___ Text passage ___

Next, the Hitachi H8 version. In this version, R0=CRC, R1^data, R2=Len. R3 is a temp. The H8 is interesting, because it was part of a 1990s generation of Microcontrollers designed for high-level languages like 'C'. Hitachi claimed it was RISC, though it isn't due to the excessive number of instruction formats and addressing modes. It's more like a 16-bit micro-controller version of the 68000 or pdp-11. The performance looks decent at 57 ø-clock cycles, but it isn't really that great because a ø-clock cycle is half the XTAL clock frequency, making it 114 XTAL oscillations per CRC byte.

Crc16_H8:
push r3
Crc16_H8Loop: ;start by pretending to swap.
mov.b @r1+,r3h ;get the next byte.
xor.b r3h,r0h ;
mov.b r0h,r3h ;need a copy.
shlr r3h
shlr r3h
shlr r3h
shlr r3h ; >>4
xor.b r3h,r0h ;
mov.b r0h,r3h ;copy again.
shll r3h
shll r3h
shll r3h
shll r3h ; <<4
xor.b r3h,r0l ;Into what was the low byte.
mov.b r0l,r3h
rotr r3h
rotr r3h
rotr r3h
mov.b r3h,r3l
and.b #31,r3l
xor.b r0h,r3l
and.b #0xe0,r3h
xor.b r0l,r3h
mov.w r3,r0
subs #1,r2
bne Crc16_H8Loop
pop r3
rts

So, let's compare that with the PIC I originally coded it for, a PIC16C55. This isn't the actual code, I don't have rights to that, so I've just rewritten the equivalent algorithm, and anyway, the version I used would probably have calculated the CRC on the fly, as each byte was received. Surprisingly, the humble PIC cpu (which predates Commerical RISC CPUs by a decade), manages to implement the algorithm in 25 instructions and 25 instruction cycles per byte, which works out as 100 clocks per byte.

Crc16_Pic16C55: ;pretend we've swapped.
movf ind,w ;got the next byte.
incf fsr
xorwf gCrc16+1,f ;xor with lo byte.
swap gCrc16,w ;copy and swap.
andlw 15 ;this is the >>4!
xorwf gCrc16+1,w ;'lo' byte again.
movwf gTemp2
swap gCrc16,w ;copy and swap
andlw 0xf0
xorwf gCrc16,f ;this time into 'hi' byte.
rrf gTemp2,w ;get 'lo' mostly calc'd Crc.

___

Reproduce the CRC code passage word for word, between "So, let's compare" and "with lo byte.", inclusive.

___ Items ___

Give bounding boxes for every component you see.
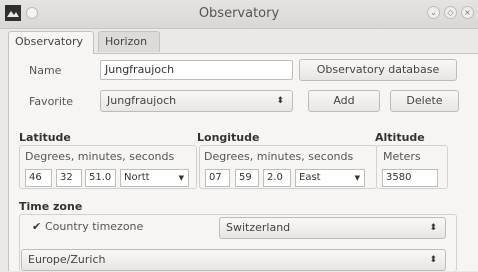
tab-horizon[interactable]: Horizon xyxy=(98,31,160,52)
updown-arrows-icon: ⬍ xyxy=(276,96,284,106)
updown-arrows-icon: ⬍ xyxy=(429,223,437,233)
dropdown-arrow-icon: ▼ xyxy=(178,174,184,182)
latitude-title: Latitude xyxy=(19,131,71,144)
observatory-panel: Name Jungfraujoch Observatory database F… xyxy=(8,53,478,272)
updown-arrows-icon: ⬍ xyxy=(429,255,437,265)
timezone-selected-value: Europe/Zurich xyxy=(28,253,106,266)
longitude-minutes-input[interactable]: 59 xyxy=(235,169,259,187)
longitude-degrees-input[interactable]: 07 xyxy=(205,169,230,187)
tab-observatory[interactable]: Observatory xyxy=(8,31,94,54)
latitude-degrees-input[interactable]: 46 xyxy=(25,169,52,187)
latitude-seconds-input[interactable]: 51.0 xyxy=(85,169,116,187)
title-bar: Observatory ⌄ ◇ × xyxy=(0,0,478,29)
minimize-icon[interactable]: ⌄ xyxy=(427,6,440,19)
latitude-hemisphere-value: Nortt xyxy=(124,172,150,183)
name-input[interactable]: Jungfraujoch xyxy=(100,60,293,80)
altitude-input[interactable]: 3580 xyxy=(382,169,438,187)
window-title: Observatory xyxy=(198,6,280,21)
altitude-group: Meters 3580 xyxy=(376,145,448,189)
latitude-format-label: Degrees, minutes, seconds xyxy=(25,150,175,163)
add-button[interactable]: Add xyxy=(308,90,380,112)
country-timezone-checkbox[interactable]: ✔ xyxy=(32,221,43,232)
latitude-hemisphere-select[interactable]: Nortt ▼ xyxy=(120,169,189,187)
name-label: Name xyxy=(29,64,62,77)
longitude-group: Degrees, minutes, seconds 07 59 2.0 East… xyxy=(199,145,377,189)
longitude-format-label: Degrees, minutes, seconds xyxy=(204,150,354,163)
altitude-title: Altitude xyxy=(375,131,425,144)
latitude-group: Degrees, minutes, seconds 46 32 51.0 Nor… xyxy=(19,145,197,189)
favorite-selected-value: Jungfraujoch xyxy=(107,94,177,107)
longitude-seconds-input[interactable]: 2.0 xyxy=(263,169,291,187)
close-icon[interactable]: × xyxy=(461,6,474,19)
longitude-hemisphere-value: East xyxy=(299,172,321,183)
maximize-icon[interactable]: ◇ xyxy=(444,6,457,19)
country-timezone-label: Country timezone xyxy=(45,220,144,233)
timezone-select[interactable]: Europe/Zurich ⬍ xyxy=(21,249,446,271)
timezone-title: Time zone xyxy=(19,200,83,213)
delete-button[interactable]: Delete xyxy=(390,90,459,112)
country-select[interactable]: Switzerland ⬍ xyxy=(219,217,446,239)
favorite-label: Favorite xyxy=(29,95,73,108)
country-selected-value: Switzerland xyxy=(226,221,291,234)
observatory-database-button[interactable]: Observatory database xyxy=(299,59,457,81)
longitude-title: Longitude xyxy=(197,131,260,144)
latitude-minutes-input[interactable]: 32 xyxy=(56,169,82,187)
altitude-unit-label: Meters xyxy=(383,150,421,163)
timezone-group: ✔ Country timezone Switzerland ⬍ Europe/… xyxy=(19,214,457,272)
longitude-hemisphere-select[interactable]: East ▼ xyxy=(295,169,365,187)
favorite-select[interactable]: Jungfraujoch ⬍ xyxy=(100,90,293,112)
dropdown-arrow-icon: ▼ xyxy=(354,174,360,182)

___

Exercise solution =
So, let's compare that with the PIC I originally coded it for, a PIC16C55. This isn't the actual code, I don't have rights to that, so I've just rewritten the equivalent algorithm, and anyway, the version I used would probably have calculated the CRC on the fly, as each byte was received. Surprisingly, the humble PIC cpu (which predates Commerical RISC CPUs by a decade), manages to implement the algorithm in 25 instructions and 25 instruction cycles per byte, which works out as 100 clocks per byte.

Crc16_Pic16C55: ;pretend we've swapped.
movf ind,w ;got the next byte.
incf fsr
xorwf gCrc16+1,f ;xor with lo byte.